-------- Provided records

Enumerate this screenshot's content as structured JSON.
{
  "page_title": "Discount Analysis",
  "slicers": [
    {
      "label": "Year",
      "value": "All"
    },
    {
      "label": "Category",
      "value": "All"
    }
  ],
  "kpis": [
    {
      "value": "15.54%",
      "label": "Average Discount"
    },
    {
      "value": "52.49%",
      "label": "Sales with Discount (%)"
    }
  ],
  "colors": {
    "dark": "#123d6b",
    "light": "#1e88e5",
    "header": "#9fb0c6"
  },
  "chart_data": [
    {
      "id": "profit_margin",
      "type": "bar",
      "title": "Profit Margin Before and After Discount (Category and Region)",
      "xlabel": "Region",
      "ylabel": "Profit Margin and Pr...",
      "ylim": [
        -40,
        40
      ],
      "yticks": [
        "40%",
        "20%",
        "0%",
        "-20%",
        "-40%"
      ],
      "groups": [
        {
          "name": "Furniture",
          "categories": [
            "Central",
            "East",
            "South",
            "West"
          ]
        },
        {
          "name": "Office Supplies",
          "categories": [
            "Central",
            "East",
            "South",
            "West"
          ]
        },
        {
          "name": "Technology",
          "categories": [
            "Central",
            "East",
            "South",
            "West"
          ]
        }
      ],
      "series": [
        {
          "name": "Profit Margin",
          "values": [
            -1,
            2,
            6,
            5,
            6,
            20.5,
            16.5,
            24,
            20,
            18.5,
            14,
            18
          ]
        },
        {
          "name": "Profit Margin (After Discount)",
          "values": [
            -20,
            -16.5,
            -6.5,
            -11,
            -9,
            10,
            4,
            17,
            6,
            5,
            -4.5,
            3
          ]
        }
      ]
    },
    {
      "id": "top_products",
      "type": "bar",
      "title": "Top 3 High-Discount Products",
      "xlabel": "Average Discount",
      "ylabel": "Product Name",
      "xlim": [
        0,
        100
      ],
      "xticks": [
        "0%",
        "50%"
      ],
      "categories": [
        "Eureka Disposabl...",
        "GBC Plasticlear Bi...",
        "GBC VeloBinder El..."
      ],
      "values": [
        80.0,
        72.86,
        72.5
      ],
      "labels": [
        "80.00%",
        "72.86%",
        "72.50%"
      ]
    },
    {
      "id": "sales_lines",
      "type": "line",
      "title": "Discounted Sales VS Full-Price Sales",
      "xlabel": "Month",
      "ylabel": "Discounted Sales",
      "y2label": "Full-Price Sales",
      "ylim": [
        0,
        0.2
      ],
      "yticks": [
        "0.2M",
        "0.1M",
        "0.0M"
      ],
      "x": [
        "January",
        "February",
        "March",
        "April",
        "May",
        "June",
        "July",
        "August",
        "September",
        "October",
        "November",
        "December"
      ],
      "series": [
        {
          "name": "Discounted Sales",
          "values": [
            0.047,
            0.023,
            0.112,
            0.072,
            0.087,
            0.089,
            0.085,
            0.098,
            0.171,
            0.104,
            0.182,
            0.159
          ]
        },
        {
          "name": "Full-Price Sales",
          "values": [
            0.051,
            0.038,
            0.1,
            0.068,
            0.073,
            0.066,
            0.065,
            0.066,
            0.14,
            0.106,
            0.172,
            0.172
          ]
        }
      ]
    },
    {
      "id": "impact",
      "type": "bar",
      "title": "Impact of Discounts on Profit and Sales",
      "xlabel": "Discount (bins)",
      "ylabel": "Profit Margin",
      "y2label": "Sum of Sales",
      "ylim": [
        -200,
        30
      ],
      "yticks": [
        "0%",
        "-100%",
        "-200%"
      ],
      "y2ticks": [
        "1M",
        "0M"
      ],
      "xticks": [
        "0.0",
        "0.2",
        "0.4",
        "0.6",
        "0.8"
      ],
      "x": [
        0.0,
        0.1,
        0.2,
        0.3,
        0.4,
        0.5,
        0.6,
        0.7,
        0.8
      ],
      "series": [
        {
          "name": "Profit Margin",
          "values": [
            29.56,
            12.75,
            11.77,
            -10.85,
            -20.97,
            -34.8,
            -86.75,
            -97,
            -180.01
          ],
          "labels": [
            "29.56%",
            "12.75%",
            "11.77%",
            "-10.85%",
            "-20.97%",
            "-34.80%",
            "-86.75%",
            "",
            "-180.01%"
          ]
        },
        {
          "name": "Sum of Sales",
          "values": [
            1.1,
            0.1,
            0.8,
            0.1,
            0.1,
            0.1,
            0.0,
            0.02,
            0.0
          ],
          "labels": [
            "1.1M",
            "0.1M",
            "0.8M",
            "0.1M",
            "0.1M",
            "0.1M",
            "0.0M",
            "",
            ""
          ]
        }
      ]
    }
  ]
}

----------------

» **What to work on**
Search the listing for the word "xlabel" and return each line that holds it.

» **Response**
      "xlabel": "Region",
      "xlabel": "Average Discount",
      "xlabel": "Month",
      "xlabel": "Discount (bins)",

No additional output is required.